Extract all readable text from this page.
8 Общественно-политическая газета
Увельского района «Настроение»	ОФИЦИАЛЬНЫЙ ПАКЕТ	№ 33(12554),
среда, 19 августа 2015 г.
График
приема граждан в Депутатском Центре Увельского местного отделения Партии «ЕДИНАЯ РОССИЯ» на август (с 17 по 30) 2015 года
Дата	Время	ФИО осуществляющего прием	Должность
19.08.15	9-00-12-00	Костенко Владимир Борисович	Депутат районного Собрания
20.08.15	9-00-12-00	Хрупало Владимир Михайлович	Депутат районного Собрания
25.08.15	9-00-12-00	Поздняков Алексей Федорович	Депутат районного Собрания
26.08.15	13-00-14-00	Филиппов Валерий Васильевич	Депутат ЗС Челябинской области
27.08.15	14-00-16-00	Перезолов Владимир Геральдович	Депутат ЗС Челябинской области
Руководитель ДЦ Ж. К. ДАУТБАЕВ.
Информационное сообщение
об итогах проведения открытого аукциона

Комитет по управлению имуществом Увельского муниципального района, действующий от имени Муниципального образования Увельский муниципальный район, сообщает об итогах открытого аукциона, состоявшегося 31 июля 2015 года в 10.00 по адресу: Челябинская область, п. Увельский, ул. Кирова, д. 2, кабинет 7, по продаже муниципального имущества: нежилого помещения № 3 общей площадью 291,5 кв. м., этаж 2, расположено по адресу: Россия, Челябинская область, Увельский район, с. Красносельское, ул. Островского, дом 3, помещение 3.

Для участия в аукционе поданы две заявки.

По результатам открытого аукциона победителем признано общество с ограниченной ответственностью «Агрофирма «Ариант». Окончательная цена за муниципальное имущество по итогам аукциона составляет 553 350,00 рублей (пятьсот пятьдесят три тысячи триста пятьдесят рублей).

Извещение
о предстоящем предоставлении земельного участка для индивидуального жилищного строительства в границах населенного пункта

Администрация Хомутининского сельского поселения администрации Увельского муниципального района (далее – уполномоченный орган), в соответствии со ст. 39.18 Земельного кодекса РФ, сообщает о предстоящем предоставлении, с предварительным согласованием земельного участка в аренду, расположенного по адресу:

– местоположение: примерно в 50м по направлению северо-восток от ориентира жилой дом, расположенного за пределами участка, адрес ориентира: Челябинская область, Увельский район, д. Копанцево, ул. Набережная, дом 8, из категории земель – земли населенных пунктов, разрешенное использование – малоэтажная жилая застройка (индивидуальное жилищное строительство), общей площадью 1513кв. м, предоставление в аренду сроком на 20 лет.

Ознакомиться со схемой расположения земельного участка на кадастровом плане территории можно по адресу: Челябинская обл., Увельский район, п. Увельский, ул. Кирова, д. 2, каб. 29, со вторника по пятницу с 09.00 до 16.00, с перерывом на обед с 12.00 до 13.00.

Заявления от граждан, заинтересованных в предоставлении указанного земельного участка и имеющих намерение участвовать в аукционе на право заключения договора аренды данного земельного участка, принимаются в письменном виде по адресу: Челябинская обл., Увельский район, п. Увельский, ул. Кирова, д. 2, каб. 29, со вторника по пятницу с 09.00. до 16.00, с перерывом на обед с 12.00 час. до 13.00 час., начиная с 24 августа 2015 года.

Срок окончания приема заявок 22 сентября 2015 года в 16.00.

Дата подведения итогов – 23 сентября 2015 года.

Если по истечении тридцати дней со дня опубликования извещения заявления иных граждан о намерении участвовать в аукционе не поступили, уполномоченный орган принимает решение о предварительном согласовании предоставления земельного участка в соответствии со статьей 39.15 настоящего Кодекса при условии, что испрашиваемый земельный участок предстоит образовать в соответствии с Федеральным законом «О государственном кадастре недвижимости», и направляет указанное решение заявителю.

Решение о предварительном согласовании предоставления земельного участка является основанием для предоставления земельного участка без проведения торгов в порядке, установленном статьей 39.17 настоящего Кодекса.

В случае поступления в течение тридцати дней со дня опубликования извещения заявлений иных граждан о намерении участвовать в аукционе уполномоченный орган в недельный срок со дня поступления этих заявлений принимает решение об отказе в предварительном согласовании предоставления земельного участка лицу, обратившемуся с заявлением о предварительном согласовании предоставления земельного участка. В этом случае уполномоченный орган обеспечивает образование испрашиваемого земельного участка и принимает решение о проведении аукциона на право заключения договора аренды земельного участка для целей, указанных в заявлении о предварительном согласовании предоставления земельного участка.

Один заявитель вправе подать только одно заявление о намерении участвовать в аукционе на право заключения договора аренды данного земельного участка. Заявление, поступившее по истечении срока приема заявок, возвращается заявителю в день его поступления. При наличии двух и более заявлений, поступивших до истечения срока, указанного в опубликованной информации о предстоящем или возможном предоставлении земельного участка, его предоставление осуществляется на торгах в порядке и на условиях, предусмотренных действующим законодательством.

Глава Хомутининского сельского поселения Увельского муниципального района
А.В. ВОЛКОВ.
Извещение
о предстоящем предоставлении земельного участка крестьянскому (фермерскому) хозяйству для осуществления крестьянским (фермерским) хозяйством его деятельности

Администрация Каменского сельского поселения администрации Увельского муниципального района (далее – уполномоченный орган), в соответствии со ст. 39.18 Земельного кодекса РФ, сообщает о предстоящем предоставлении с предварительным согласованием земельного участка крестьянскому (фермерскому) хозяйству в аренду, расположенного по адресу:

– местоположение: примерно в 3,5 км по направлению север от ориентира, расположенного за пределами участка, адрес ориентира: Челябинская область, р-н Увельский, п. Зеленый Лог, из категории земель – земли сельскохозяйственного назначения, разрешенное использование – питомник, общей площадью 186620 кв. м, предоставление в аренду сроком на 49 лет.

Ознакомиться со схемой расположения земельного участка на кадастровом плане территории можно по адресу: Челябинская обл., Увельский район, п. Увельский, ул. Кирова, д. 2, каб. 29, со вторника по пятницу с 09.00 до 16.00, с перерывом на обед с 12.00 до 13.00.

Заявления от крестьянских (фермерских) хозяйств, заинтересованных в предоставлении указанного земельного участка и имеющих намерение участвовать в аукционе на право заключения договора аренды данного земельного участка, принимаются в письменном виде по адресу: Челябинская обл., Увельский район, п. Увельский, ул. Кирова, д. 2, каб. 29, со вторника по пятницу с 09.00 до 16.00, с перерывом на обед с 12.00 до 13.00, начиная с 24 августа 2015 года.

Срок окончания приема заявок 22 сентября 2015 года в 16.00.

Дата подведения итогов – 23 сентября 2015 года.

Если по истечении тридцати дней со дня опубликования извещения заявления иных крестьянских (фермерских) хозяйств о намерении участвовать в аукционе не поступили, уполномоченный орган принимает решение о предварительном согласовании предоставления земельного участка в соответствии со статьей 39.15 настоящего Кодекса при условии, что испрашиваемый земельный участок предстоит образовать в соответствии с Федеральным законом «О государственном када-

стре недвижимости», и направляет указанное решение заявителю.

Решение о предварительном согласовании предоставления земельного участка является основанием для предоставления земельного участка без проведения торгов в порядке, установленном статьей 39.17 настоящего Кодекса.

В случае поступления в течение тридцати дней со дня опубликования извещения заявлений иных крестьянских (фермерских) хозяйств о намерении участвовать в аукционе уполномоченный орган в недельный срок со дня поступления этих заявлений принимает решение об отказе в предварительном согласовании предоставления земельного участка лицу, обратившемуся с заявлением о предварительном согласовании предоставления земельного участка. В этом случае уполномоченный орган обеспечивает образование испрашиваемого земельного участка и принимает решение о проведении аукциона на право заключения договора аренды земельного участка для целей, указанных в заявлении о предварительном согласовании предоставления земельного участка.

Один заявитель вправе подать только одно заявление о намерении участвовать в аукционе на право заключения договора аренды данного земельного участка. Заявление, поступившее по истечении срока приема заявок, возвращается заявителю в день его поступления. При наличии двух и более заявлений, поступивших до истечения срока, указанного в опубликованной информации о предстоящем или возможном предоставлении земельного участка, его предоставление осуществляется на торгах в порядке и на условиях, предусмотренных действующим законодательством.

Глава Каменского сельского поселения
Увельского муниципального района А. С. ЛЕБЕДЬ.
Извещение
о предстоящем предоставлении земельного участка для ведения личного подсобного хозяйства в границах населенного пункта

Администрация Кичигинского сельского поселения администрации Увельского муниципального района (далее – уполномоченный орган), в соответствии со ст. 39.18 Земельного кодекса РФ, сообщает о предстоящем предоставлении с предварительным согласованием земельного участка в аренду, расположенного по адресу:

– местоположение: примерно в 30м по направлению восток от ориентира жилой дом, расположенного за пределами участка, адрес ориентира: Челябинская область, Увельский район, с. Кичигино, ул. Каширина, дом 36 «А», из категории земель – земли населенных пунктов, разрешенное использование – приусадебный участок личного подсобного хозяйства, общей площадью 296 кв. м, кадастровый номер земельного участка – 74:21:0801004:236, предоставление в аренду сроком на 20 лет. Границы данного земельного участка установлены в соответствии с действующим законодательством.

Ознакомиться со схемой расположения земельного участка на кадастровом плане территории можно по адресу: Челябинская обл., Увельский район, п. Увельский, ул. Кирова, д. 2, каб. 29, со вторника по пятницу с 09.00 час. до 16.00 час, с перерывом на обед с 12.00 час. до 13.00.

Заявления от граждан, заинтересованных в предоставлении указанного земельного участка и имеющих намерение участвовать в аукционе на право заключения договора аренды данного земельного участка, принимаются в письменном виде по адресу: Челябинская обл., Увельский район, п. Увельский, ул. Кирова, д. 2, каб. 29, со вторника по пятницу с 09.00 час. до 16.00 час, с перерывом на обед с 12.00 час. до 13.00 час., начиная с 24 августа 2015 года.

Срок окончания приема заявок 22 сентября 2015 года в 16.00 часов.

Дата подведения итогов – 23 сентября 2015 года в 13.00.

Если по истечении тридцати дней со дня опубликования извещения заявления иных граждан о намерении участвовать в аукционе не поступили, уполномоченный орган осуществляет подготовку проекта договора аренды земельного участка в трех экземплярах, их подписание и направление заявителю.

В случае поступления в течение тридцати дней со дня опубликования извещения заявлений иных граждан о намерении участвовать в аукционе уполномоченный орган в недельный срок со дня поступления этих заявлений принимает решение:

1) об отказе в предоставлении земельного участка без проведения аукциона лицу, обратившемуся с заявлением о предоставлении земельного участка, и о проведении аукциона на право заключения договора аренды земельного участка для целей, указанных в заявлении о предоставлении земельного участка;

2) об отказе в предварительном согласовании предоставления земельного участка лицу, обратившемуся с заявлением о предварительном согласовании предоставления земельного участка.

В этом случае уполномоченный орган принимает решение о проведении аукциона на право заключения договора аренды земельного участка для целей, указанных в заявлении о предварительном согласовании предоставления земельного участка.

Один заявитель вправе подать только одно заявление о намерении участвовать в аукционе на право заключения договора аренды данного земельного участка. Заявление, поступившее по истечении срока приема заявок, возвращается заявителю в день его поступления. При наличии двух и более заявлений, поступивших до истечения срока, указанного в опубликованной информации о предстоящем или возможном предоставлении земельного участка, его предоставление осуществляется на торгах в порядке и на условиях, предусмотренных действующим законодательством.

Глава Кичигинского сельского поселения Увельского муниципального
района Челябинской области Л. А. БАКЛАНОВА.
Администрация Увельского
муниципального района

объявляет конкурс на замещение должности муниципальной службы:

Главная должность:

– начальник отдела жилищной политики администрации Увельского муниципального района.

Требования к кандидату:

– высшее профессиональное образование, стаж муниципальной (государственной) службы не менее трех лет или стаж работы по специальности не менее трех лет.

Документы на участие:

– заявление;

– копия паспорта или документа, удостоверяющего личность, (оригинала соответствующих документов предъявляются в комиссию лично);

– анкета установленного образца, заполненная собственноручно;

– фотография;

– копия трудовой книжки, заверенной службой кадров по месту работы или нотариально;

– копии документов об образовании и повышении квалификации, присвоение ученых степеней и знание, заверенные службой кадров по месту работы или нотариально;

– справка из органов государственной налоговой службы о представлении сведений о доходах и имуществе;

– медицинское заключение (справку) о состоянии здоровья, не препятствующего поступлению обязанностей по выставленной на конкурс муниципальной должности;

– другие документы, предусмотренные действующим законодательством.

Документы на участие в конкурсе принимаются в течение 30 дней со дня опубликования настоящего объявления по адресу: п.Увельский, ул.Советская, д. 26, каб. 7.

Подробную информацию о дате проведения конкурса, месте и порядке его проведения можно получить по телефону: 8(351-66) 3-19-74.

=-=-=

Search the listing for the word "сроком" and return each line that holds it.

– местоположение: примерно в 50м по направлению северо-восток от ориентира жилой дом, расположенного за пределами участка, адрес ориентира: Челябинская область, Увельский район, д. Копанцево, ул. Набережная, дом 8, из категории земель – земли населенных пунктов, разрешенное использование – малоэтажная жилая застройка (индивидуальное жилищное строительство), общей площадью 1513кв. м, предоставление в аренду сроком на 20 лет.
– местоположение: примерно в 3,5 км по направлению север от ориентира, расположенного за пределами участка, адрес ориентира: Челябинская область, р-н Увельский, п. Зеленый Лог, из категории земель – земли сельскохозяйственного назначения, разрешенное использование – питомник, общей площадью 186620 кв. м, предоставление в аренду сроком на 49 лет.
– местоположение: примерно в 30м по направлению восток от ориентира жилой дом, расположенного за пределами участка, адрес ориентира: Челябинская область, Увельский район, с. Кичигино, ул. Каширина, дом 36 «А», из категории земель – земли населенных пунктов, разрешенное использование – приусадебный участок личного подсобного хозяйства, общей площадью 296 кв. м, кадастровый номер земельного участка – 74:21:0801004:236, предоставление в аренду сроком на 20 лет. Границы данного земельного участка установлены в соответствии с действующим законодательством.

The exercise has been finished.